Data items
--

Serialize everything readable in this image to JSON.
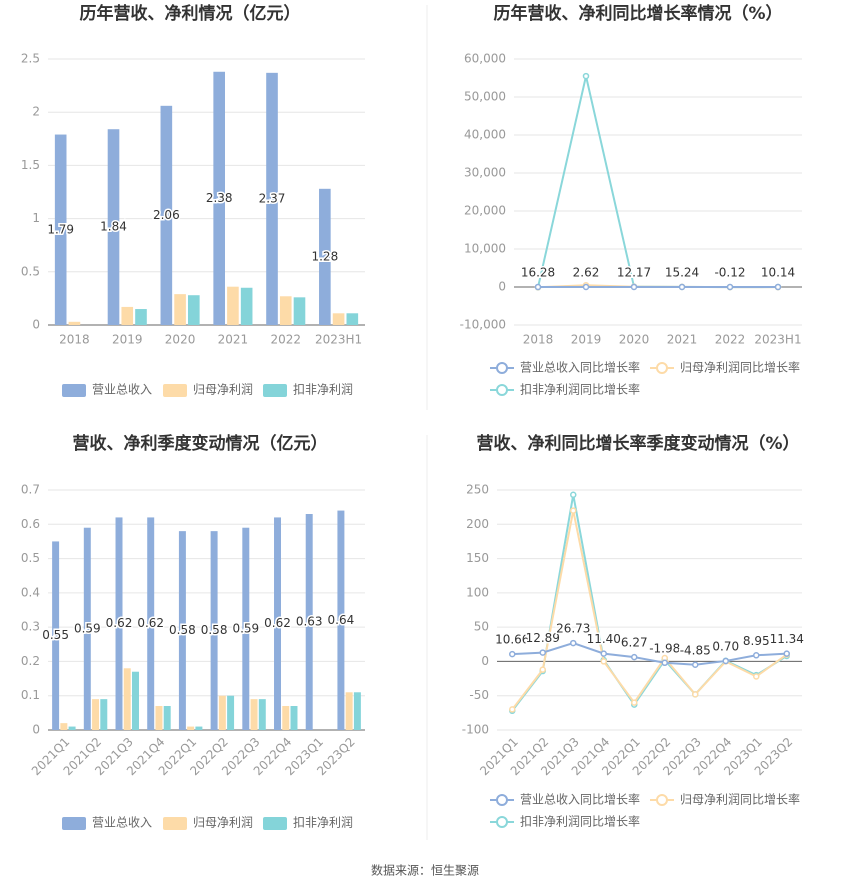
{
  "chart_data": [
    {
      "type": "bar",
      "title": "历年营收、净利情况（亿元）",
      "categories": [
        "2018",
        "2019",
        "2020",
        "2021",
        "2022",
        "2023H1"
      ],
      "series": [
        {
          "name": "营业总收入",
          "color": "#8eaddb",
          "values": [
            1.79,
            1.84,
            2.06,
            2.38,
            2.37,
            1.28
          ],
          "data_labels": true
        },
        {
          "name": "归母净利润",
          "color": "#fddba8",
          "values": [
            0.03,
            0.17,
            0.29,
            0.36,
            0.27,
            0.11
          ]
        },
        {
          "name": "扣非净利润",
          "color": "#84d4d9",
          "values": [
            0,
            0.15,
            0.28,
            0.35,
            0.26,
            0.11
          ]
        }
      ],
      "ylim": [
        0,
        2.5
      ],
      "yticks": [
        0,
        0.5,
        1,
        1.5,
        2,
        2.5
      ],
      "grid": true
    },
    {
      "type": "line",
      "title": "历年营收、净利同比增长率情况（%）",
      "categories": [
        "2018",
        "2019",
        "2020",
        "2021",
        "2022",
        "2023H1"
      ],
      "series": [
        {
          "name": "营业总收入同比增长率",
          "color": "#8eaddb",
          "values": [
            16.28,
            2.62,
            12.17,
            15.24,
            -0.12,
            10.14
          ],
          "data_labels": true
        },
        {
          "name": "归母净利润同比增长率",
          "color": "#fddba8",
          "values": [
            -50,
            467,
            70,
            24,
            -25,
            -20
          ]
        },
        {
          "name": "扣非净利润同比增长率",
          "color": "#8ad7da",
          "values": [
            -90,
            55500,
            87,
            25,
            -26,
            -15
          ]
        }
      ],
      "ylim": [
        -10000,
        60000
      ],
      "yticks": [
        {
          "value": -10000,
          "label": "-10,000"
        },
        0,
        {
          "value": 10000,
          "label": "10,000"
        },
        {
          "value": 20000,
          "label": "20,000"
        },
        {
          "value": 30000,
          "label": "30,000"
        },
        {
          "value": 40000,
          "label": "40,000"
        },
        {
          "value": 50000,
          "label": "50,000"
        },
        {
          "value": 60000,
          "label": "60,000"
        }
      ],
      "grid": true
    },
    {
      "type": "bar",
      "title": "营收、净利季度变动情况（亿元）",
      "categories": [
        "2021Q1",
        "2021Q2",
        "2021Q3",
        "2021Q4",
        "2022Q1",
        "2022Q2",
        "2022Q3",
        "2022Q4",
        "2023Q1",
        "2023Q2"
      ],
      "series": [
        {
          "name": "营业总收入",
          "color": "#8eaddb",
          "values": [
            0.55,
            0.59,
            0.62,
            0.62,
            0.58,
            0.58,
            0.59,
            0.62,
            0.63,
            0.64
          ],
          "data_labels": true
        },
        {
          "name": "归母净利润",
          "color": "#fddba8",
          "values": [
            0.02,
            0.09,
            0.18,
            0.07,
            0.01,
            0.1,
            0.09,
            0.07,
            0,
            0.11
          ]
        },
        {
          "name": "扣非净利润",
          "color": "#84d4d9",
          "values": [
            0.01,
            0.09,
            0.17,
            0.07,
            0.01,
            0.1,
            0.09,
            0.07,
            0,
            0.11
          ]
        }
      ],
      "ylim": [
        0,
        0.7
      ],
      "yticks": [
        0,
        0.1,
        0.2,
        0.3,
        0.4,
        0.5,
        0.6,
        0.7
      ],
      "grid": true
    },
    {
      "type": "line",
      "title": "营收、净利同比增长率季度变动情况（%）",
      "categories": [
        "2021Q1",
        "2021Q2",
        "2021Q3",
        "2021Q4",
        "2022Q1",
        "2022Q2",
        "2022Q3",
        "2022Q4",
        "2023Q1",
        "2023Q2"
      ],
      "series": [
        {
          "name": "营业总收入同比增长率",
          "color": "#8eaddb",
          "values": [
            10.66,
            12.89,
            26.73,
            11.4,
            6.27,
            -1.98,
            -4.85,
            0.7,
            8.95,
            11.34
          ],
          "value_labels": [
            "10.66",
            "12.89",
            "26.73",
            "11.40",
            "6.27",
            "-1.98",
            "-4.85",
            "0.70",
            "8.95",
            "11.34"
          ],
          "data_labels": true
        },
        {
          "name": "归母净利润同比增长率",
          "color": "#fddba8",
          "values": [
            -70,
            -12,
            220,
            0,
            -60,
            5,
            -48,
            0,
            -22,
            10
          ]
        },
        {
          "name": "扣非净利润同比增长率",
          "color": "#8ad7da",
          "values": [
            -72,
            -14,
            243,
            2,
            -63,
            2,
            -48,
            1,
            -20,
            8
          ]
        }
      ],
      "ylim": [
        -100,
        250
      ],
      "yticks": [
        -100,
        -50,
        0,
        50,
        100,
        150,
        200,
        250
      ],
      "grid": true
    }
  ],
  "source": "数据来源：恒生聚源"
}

--

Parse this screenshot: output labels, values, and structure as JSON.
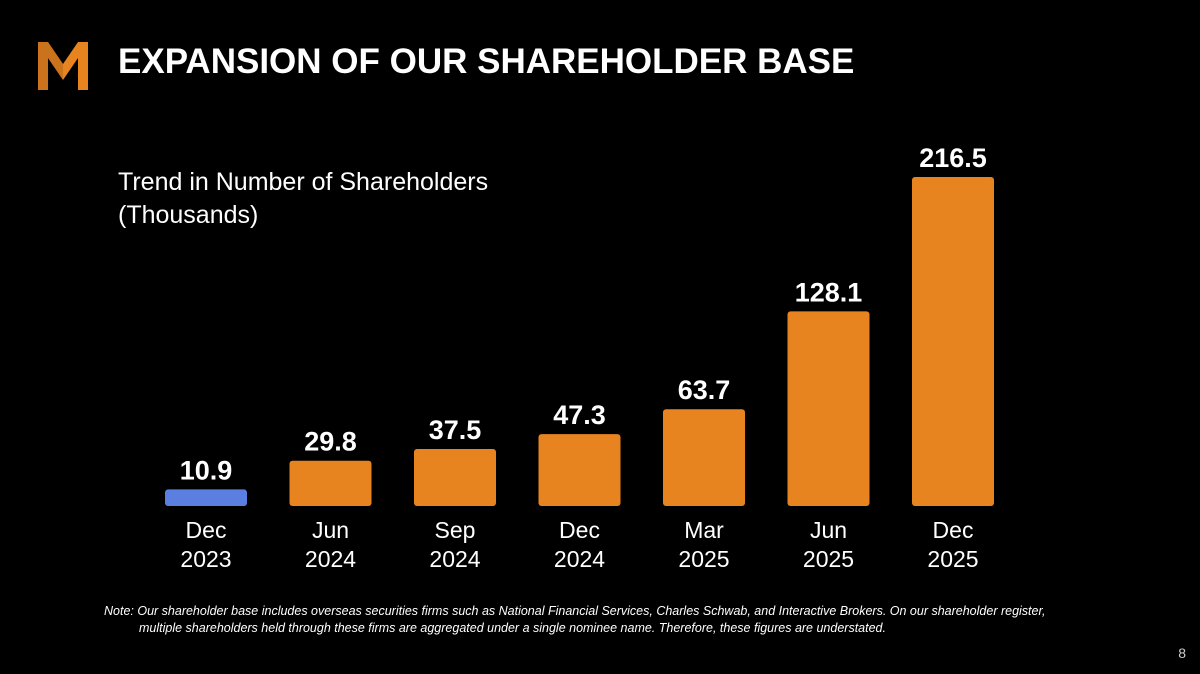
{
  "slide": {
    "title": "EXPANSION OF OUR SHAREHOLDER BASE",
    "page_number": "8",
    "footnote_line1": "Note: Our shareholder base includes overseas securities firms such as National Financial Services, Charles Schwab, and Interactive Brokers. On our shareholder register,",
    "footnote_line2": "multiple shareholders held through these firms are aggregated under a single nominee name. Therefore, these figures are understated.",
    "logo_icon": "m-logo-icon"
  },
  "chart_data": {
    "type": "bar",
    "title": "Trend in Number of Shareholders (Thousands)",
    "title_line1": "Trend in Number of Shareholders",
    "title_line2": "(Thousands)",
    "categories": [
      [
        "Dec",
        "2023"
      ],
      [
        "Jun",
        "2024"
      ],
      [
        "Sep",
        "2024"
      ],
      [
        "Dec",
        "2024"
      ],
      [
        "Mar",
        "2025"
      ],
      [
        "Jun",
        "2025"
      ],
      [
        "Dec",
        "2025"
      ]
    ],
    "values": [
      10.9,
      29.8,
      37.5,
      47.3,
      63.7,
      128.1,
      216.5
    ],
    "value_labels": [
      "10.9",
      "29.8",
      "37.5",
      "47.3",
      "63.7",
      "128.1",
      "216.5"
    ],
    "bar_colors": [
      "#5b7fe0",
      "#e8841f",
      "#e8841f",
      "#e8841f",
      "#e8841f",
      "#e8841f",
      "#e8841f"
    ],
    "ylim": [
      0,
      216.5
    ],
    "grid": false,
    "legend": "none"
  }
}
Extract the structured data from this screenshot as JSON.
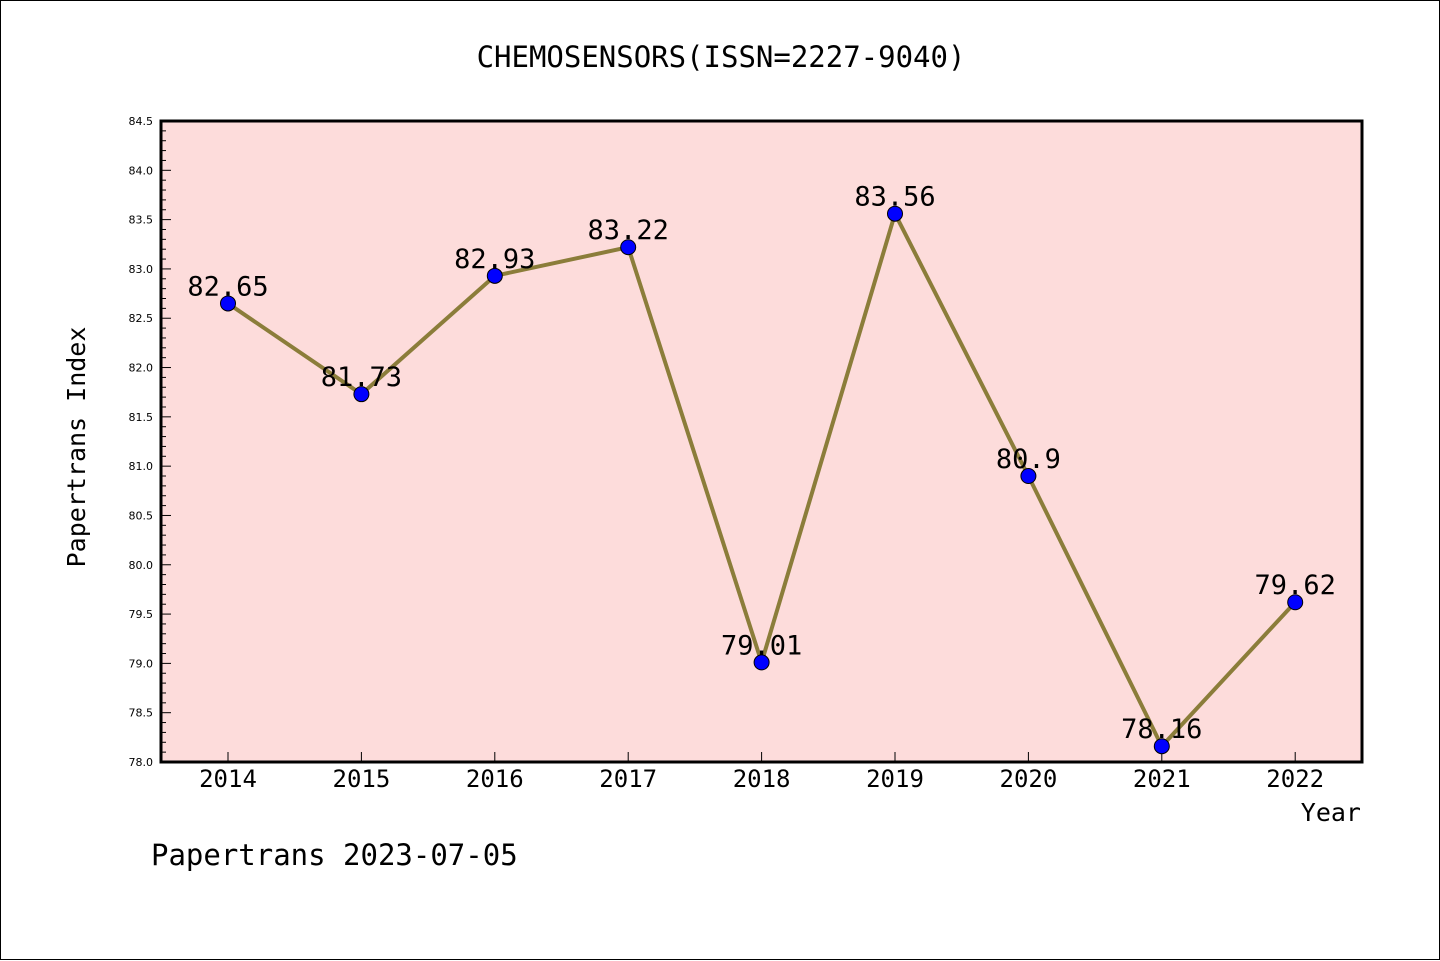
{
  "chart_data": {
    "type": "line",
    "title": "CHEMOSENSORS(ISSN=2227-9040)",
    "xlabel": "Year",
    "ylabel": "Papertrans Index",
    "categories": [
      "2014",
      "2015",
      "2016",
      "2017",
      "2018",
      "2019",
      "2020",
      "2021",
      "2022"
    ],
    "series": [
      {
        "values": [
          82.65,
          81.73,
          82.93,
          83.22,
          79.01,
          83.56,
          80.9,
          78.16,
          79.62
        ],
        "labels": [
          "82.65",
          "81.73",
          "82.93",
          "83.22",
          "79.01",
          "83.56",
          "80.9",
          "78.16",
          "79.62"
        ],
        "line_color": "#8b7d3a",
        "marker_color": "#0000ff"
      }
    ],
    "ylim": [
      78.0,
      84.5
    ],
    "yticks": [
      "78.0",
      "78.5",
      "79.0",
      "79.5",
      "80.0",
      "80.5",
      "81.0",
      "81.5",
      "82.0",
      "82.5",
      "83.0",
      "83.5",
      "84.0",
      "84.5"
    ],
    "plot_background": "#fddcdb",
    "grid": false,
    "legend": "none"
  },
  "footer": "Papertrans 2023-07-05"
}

--

From the records above, pull out each line that has "firms".

__TASK ANSWER__.
    "footnote_line1": "Note: Our shareholder base includes overseas securities firms such as National Financial Services, Charles Schwab, and Interactive Brokers. On our shareholder register,",
    "footnote_line2": "multiple shareholders held through these firms are aggregated under a single nominee name. Therefore, these figures are understated.",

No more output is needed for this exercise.